Article -

☆ ☆ ☆ ☆ ☆

Frank Lampard is the latest head coach in the English Premier League to come under the spotlight. The media in England is never averse to swarming around the next crisis club and Chelsea are the latest candidates.
It was Ole Gunnar Solskjaer until recently but then, suddenly Manchester United started winning games and found themselves level on points at the top of the table with Liverpool and in a title race.
Then it was, for obvious reasons, Mikel Arteta. On Christmas Day, Arsenal looked to be in a relegation battle but then came three straight wins.
The Gunners are not out of the woods yet in terms of pressure and fan frustrations even if relegation is no longer an issue but a club can’t be in crisis after three straight wins.p
The first of those wins came against Chelsea on Boxing Day. That loss for the Blues has come in the middle of a dismal run of results with four losses in six games.
The latest came on Sunday when the London team, who looked to be title challengers a month ago, were comprehensively outplayed by Manchester City and lost 3-1.
Of all the coaches to reach 50 league games under Roman Abramovich, who bought the club in 2003, Lampard has the lowest points per game ratio at 1.67.

☆ ☆ ☆ ☆ ☆

Supplied information -
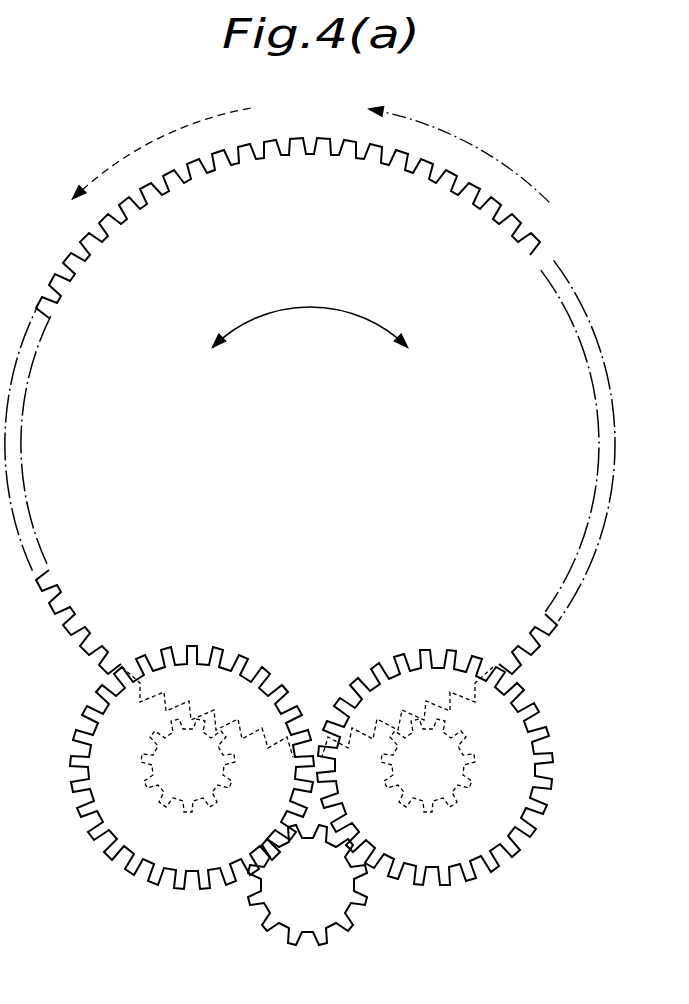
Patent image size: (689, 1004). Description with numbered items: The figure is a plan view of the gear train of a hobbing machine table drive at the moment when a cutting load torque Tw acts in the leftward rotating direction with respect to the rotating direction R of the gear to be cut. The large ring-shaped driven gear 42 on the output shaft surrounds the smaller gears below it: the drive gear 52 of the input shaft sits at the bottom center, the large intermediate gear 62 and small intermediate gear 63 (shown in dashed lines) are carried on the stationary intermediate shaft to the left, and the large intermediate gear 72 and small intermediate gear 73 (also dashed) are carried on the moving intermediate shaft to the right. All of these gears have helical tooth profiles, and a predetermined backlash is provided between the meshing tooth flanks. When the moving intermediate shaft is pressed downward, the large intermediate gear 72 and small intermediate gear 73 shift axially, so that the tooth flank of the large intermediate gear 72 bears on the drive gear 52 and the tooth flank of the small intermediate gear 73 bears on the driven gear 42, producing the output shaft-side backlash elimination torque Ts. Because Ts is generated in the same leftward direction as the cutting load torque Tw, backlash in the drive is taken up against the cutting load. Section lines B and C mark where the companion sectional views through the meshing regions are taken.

☆ ☆ ☆ ☆ ☆

Your tasks -
• A. Answer these questions from the article about Chelsea:
(i) Which club was Manchester United level on points with at the top of the table?
(ii) Which team did Arsenal beat on Boxing Day?
(iii) What is Lampard's points per game ratio after 50 league games?
• B. Reproduce word for word the passage of the article about Chelsea from "The Gunners are" to "ratio at 1.67.".

Replies -
• A.
(i) Liverpool
(ii) Chelsea
(iii) 1.67

• B.
The Gunners are not out of the woods yet in terms of pressure and fan frustrations even if relegation is no longer an issue but a club can’t be in crisis after three straight wins.p
The first of those wins came against Chelsea on Boxing Day. That loss for the Blues has come in the middle of a dismal run of results with four losses in six games.
The latest came on Sunday when the London team, who looked to be title challengers a month ago, were comprehensively outplayed by Manchester City and lost 3-1.
Of all the coaches to reach 50 league games under Roman Abramovich, who bought the club in 2003, Lampard has the lowest points per game ratio at 1.67.